▶ Work to be completed: Take the data that follows and retype it word for word.

▶ Material to process:
----------------------------------------
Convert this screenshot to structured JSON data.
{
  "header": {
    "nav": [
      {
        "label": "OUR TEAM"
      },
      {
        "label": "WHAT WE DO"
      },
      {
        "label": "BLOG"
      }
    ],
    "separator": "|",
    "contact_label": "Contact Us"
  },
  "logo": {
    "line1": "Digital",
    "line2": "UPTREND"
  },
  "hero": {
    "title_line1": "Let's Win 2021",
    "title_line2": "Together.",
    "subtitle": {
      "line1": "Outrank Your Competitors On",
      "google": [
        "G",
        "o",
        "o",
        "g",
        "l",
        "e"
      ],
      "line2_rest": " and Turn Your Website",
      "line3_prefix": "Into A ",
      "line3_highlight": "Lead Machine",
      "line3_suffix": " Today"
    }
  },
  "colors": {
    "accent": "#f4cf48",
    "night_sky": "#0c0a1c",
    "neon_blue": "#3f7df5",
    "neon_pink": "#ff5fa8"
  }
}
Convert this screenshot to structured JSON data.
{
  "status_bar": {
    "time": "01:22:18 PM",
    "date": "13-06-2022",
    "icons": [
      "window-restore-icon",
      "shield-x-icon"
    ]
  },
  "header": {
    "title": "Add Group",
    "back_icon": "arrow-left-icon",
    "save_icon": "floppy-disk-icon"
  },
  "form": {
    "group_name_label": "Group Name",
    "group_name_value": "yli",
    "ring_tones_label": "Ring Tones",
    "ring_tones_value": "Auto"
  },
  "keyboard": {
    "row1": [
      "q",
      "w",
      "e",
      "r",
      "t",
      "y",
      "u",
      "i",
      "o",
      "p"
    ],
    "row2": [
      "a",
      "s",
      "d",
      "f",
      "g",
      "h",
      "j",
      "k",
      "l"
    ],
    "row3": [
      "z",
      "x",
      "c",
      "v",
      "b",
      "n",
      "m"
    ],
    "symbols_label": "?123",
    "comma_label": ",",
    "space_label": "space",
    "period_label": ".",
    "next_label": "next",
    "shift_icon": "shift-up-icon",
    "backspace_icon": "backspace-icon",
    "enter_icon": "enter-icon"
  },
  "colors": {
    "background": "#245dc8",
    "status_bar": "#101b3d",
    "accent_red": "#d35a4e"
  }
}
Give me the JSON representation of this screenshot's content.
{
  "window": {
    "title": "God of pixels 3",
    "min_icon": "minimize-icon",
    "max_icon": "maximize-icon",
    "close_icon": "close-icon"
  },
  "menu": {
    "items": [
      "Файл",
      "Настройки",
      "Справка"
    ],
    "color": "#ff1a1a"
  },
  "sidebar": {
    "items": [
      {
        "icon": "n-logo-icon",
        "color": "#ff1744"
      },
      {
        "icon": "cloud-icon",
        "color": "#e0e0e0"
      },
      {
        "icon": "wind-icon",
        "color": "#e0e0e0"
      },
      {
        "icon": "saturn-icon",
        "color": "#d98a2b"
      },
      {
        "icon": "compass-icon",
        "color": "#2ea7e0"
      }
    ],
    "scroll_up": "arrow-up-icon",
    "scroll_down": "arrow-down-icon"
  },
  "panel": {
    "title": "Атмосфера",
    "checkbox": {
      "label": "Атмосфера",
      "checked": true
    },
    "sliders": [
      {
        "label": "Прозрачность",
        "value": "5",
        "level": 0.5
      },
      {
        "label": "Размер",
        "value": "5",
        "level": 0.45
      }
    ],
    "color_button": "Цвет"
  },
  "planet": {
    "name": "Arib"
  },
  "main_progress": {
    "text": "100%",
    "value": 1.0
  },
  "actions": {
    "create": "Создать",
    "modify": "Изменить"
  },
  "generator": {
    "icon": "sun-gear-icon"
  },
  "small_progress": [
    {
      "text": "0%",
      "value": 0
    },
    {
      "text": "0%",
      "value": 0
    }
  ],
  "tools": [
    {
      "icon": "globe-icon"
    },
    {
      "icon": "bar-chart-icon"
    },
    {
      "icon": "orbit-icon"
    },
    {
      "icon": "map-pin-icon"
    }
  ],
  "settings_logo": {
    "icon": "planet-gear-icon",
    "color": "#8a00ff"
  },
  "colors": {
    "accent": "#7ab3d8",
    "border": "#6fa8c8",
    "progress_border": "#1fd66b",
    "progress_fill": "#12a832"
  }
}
----------------------------------------
▶ Answer for the task:
Convert this screenshot to structured JSON data.
{
  "header": {
    "nav": [
      {
        "label": "OUR TEAM"
      },
      {
        "label": "WHAT WE DO"
      },
      {
        "label": "BLOG"
      }
    ],
    "separator": "|",
    "contact_label": "Contact Us"
  },
  "logo": {
    "line1": "Digital",
    "line2": "UPTREND"
  },
  "hero": {
    "title_line1": "Let's Win 2021",
    "title_line2": "Together.",
    "subtitle": {
      "line1": "Outrank Your Competitors On",
      "google": [
        "G",
        "o",
        "o",
        "g",
        "l",
        "e"
      ],
      "line2_rest": " and Turn Your Website",
      "line3_prefix": "Into A ",
      "line3_highlight": "Lead Machine",
      "line3_suffix": " Today"
    }
  },
  "colors": {
    "accent": "#f4cf48",
    "night_sky": "#0c0a1c",
    "neon_blue": "#3f7df5",
    "neon_pink": "#ff5fa8"
  }
}
Convert this screenshot to structured JSON data.
{
  "status_bar": {
    "time": "01:22:18 PM",
    "date": "13-06-2022",
    "icons": [
      "window-restore-icon",
      "shield-x-icon"
    ]
  },
  "header": {
    "title": "Add Group",
    "back_icon": "arrow-left-icon",
    "save_icon": "floppy-disk-icon"
  },
  "form": {
    "group_name_label": "Group Name",
    "group_name_value": "yli",
    "ring_tones_label": "Ring Tones",
    "ring_tones_value": "Auto"
  },
  "keyboard": {
    "row1": [
      "q",
      "w",
      "e",
      "r",
      "t",
      "y",
      "u",
      "i",
      "o",
      "p"
    ],
    "row2": [
      "a",
      "s",
      "d",
      "f",
      "g",
      "h",
      "j",
      "k",
      "l"
    ],
    "row3": [
      "z",
      "x",
      "c",
      "v",
      "b",
      "n",
      "m"
    ],
    "symbols_label": "?123",
    "comma_label": ",",
    "space_label": "space",
    "period_label": ".",
    "next_label": "next",
    "shift_icon": "shift-up-icon",
    "backspace_icon": "backspace-icon",
    "enter_icon": "enter-icon"
  },
  "colors": {
    "background": "#245dc8",
    "status_bar": "#101b3d",
    "accent_red": "#d35a4e"
  }
}
Give me the JSON representation of this screenshot's content.
{
  "window": {
    "title": "God of pixels 3",
    "min_icon": "minimize-icon",
    "max_icon": "maximize-icon",
    "close_icon": "close-icon"
  },
  "menu": {
    "items": [
      "Файл",
      "Настройки",
      "Справка"
    ],
    "color": "#ff1a1a"
  },
  "sidebar": {
    "items": [
      {
        "icon": "n-logo-icon",
        "color": "#ff1744"
      },
      {
        "icon": "cloud-icon",
        "color": "#e0e0e0"
      },
      {
        "icon": "wind-icon",
        "color": "#e0e0e0"
      },
      {
        "icon": "saturn-icon",
        "color": "#d98a2b"
      },
      {
        "icon": "compass-icon",
        "color": "#2ea7e0"
      }
    ],
    "scroll_up": "arrow-up-icon",
    "scroll_down": "arrow-down-icon"
  },
  "panel": {
    "title": "Атмосфера",
    "checkbox": {
      "label": "Атмосфера",
      "checked": true
    },
    "sliders": [
      {
        "label": "Прозрачность",
        "value": "5",
        "level": 0.5
      },
      {
        "label": "Размер",
        "value": "5",
        "level": 0.45
      }
    ],
    "color_button": "Цвет"
  },
  "planet": {
    "name": "Arib"
  },
  "main_progress": {
    "text": "100%",
    "value": 1.0
  },
  "actions": {
    "create": "Создать",
    "modify": "Изменить"
  },
  "generator": {
    "icon": "sun-gear-icon"
  },
  "small_progress": [
    {
      "text": "0%",
      "value": 0
    },
    {
      "text": "0%",
      "value": 0
    }
  ],
  "tools": [
    {
      "icon": "globe-icon"
    },
    {
      "icon": "bar-chart-icon"
    },
    {
      "icon": "orbit-icon"
    },
    {
      "icon": "map-pin-icon"
    }
  ],
  "settings_logo": {
    "icon": "planet-gear-icon",
    "color": "#8a00ff"
  },
  "colors": {
    "accent": "#7ab3d8",
    "border": "#6fa8c8",
    "progress_border": "#1fd66b",
    "progress_fill": "#12a832"
  }
}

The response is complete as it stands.